Stated goal: Rewrite the records as a Markdown table with the columns "Row" and "Text", covering everything from the start of the records through the line containing "- data-point: [378, 299, 385, 305]", inclusive. Skip blank lines.

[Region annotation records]
┏━━
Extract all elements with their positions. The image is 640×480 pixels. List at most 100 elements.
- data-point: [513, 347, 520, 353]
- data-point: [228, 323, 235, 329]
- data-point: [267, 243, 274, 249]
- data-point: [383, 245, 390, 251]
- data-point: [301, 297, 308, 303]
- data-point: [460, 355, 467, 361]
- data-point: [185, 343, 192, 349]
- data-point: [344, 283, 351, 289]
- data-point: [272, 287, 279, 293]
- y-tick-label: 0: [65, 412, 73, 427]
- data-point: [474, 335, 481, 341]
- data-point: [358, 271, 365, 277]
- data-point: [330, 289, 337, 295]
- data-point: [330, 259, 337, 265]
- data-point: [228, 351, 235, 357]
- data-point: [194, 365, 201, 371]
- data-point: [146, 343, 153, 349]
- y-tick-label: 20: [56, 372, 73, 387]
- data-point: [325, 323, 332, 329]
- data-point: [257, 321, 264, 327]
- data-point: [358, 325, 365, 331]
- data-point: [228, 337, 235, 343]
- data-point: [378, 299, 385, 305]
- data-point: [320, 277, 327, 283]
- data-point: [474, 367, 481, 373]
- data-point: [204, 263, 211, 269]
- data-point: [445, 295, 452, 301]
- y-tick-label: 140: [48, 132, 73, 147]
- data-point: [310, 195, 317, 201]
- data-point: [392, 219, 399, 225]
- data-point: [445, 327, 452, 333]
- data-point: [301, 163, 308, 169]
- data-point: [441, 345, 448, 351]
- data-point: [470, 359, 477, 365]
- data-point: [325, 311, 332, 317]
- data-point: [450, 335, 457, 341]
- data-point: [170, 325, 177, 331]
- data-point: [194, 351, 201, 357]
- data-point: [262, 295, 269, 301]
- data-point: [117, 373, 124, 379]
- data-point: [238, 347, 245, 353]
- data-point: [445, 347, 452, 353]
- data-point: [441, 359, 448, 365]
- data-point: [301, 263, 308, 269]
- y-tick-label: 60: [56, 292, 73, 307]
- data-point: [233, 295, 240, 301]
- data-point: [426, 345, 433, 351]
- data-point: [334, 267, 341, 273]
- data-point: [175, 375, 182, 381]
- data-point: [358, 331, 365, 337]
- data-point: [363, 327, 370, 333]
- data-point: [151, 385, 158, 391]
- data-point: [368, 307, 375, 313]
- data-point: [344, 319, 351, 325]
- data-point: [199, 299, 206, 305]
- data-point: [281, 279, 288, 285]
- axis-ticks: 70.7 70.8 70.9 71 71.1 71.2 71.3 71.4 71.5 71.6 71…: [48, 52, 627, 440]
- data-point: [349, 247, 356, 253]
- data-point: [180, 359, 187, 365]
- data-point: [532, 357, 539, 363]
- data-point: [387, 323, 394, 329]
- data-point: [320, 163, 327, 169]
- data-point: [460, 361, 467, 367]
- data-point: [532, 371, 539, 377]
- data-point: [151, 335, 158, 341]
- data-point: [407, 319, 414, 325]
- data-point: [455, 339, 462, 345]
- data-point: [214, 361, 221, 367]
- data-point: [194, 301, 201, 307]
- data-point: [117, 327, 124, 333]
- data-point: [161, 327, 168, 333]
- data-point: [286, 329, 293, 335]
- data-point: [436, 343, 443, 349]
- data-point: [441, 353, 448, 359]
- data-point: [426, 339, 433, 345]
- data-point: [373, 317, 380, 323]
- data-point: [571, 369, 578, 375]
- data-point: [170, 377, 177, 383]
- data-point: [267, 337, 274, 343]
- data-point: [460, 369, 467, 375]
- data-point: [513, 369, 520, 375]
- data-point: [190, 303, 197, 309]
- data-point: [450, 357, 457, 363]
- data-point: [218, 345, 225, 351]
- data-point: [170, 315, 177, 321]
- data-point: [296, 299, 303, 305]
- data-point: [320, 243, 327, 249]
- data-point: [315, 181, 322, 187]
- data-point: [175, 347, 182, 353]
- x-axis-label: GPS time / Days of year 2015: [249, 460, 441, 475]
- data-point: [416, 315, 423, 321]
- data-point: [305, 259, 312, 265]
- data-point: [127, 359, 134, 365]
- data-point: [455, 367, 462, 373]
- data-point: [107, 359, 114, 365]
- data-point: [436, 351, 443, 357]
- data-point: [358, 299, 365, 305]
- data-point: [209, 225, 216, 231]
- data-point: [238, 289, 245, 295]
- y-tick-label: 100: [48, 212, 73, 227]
┗━━
Written solution:
| Row | Text |
|---|---|
| 1 | Extract all elements with their positions. The image is 640×480 pixels. List at most 100 elements. |
| 2 | - data-point: [513, 347, 520, 353] |
| 3 | - data-point: [228, 323, 235, 329] |
| 4 | - data-point: [267, 243, 274, 249] |
| 5 | - data-point: [383, 245, 390, 251] |
| 6 | - data-point: [301, 297, 308, 303] |
| 7 | - data-point: [460, 355, 467, 361] |
| 8 | - data-point: [185, 343, 192, 349] |
| 9 | - data-point: [344, 283, 351, 289] |
| 10 | - data-point: [272, 287, 279, 293] |
| 11 | - y-tick-label: 0: [65, 412, 73, 427] |
| 12 | - data-point: [474, 335, 481, 341] |
| 13 | - data-point: [358, 271, 365, 277] |
| 14 | - data-point: [330, 289, 337, 295] |
| 15 | - data-point: [330, 259, 337, 265] |
| 16 | - data-point: [228, 351, 235, 357] |
| 17 | - data-point: [194, 365, 201, 371] |
| 18 | - data-point: [146, 343, 153, 349] |
| 19 | - y-tick-label: 20: [56, 372, 73, 387] |
| 20 | - data-point: [325, 323, 332, 329] |
| 21 | - data-point: [257, 321, 264, 327] |
| 22 | - data-point: [358, 325, 365, 331] |
| 23 | - data-point: [228, 337, 235, 343] |
| 24 | - data-point: [378, 299, 385, 305] |